- **Task description**
Reproduce the data that follows in its entirety, character for character.

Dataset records

########################################

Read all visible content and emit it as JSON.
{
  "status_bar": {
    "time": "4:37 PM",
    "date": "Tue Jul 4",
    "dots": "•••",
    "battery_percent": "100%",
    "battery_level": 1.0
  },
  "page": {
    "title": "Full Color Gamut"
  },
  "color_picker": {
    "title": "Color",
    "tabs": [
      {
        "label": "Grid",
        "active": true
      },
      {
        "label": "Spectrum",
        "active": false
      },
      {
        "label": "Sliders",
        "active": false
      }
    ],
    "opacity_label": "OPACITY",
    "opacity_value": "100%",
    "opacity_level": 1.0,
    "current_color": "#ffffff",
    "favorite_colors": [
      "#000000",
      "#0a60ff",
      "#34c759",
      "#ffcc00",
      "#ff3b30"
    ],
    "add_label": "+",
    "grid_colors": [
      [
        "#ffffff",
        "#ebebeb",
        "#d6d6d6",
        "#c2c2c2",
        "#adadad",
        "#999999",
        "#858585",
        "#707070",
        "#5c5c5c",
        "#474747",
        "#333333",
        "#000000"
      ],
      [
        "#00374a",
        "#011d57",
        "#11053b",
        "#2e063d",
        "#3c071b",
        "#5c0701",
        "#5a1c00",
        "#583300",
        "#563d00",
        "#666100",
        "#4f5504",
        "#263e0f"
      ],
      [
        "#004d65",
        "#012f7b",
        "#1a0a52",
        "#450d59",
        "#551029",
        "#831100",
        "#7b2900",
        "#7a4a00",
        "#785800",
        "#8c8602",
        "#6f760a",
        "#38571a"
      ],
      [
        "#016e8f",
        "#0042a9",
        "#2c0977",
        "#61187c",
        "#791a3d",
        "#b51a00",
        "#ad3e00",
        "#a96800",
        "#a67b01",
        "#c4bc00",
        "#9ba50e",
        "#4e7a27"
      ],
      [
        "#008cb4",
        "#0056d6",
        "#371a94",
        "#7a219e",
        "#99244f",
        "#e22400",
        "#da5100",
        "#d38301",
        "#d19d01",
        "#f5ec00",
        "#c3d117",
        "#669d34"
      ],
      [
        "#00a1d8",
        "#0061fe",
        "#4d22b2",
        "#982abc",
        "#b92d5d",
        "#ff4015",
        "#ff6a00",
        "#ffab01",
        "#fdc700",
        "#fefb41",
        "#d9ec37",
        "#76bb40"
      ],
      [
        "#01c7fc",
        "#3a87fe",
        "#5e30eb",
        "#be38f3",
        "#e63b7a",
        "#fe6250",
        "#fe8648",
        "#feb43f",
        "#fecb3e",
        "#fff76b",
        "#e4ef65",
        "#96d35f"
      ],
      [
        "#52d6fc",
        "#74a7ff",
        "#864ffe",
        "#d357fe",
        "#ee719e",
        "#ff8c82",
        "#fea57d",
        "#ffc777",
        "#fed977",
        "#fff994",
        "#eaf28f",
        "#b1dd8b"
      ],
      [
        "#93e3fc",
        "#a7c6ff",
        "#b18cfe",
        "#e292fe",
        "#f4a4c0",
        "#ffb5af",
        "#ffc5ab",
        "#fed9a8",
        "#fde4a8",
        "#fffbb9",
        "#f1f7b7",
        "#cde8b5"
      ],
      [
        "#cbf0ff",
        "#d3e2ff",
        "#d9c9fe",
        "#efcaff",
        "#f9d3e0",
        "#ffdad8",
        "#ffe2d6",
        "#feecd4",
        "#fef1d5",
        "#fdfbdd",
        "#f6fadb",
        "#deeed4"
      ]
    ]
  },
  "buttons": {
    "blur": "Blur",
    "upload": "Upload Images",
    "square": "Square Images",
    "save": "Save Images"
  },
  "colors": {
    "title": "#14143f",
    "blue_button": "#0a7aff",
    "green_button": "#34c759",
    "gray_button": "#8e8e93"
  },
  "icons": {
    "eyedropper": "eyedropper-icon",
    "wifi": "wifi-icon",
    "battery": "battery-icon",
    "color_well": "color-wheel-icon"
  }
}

########################################

- **Response**
Read all visible content and emit it as JSON.
{
  "status_bar": {
    "time": "4:37 PM",
    "date": "Tue Jul 4",
    "dots": "•••",
    "battery_percent": "100%",
    "battery_level": 1.0
  },
  "page": {
    "title": "Full Color Gamut"
  },
  "color_picker": {
    "title": "Color",
    "tabs": [
      {
        "label": "Grid",
        "active": true
      },
      {
        "label": "Spectrum",
        "active": false
      },
      {
        "label": "Sliders",
        "active": false
      }
    ],
    "opacity_label": "OPACITY",
    "opacity_value": "100%",
    "opacity_level": 1.0,
    "current_color": "#ffffff",
    "favorite_colors": [
      "#000000",
      "#0a60ff",
      "#34c759",
      "#ffcc00",
      "#ff3b30"
    ],
    "add_label": "+",
    "grid_colors": [
      [
        "#ffffff",
        "#ebebeb",
        "#d6d6d6",
        "#c2c2c2",
        "#adadad",
        "#999999",
        "#858585",
        "#707070",
        "#5c5c5c",
        "#474747",
        "#333333",
        "#000000"
      ],
      [
        "#00374a",
        "#011d57",
        "#11053b",
        "#2e063d",
        "#3c071b",
        "#5c0701",
        "#5a1c00",
        "#583300",
        "#563d00",
        "#666100",
        "#4f5504",
        "#263e0f"
      ],
      [
        "#004d65",
        "#012f7b",
        "#1a0a52",
        "#450d59",
        "#551029",
        "#831100",
        "#7b2900",
        "#7a4a00",
        "#785800",
        "#8c8602",
        "#6f760a",
        "#38571a"
      ],
      [
        "#016e8f",
        "#0042a9",
        "#2c0977",
        "#61187c",
        "#791a3d",
        "#b51a00",
        "#ad3e00",
        "#a96800",
        "#a67b01",
        "#c4bc00",
        "#9ba50e",
        "#4e7a27"
      ],
      [
        "#008cb4",
        "#0056d6",
        "#371a94",
        "#7a219e",
        "#99244f",
        "#e22400",
        "#da5100",
        "#d38301",
        "#d19d01",
        "#f5ec00",
        "#c3d117",
        "#669d34"
      ],
      [
        "#00a1d8",
        "#0061fe",
        "#4d22b2",
        "#982abc",
        "#b92d5d",
        "#ff4015",
        "#ff6a00",
        "#ffab01",
        "#fdc700",
        "#fefb41",
        "#d9ec37",
        "#76bb40"
      ],
      [
        "#01c7fc",
        "#3a87fe",
        "#5e30eb",
        "#be38f3",
        "#e63b7a",
        "#fe6250",
        "#fe8648",
        "#feb43f",
        "#fecb3e",
        "#fff76b",
        "#e4ef65",
        "#96d35f"
      ],
      [
        "#52d6fc",
        "#74a7ff",
        "#864ffe",
        "#d357fe",
        "#ee719e",
        "#ff8c82",
        "#fea57d",
        "#ffc777",
        "#fed977",
        "#fff994",
        "#eaf28f",
        "#b1dd8b"
      ],
      [
        "#93e3fc",
        "#a7c6ff",
        "#b18cfe",
        "#e292fe",
        "#f4a4c0",
        "#ffb5af",
        "#ffc5ab",
        "#fed9a8",
        "#fde4a8",
        "#fffbb9",
        "#f1f7b7",
        "#cde8b5"
      ],
      [
        "#cbf0ff",
        "#d3e2ff",
        "#d9c9fe",
        "#efcaff",
        "#f9d3e0",
        "#ffdad8",
        "#ffe2d6",
        "#feecd4",
        "#fef1d5",
        "#fdfbdd",
        "#f6fadb",
        "#deeed4"
      ]
    ]
  },
  "buttons": {
    "blur": "Blur",
    "upload": "Upload Images",
    "square": "Square Images",
    "save": "Save Images"
  },
  "colors": {
    "title": "#14143f",
    "blue_button": "#0a7aff",
    "green_button": "#34c759",
    "gray_button": "#8e8e93"
  },
  "icons": {
    "eyedropper": "eyedropper-icon",
    "wifi": "wifi-icon",
    "battery": "battery-icon",
    "color_well": "color-wheel-icon"
  }
}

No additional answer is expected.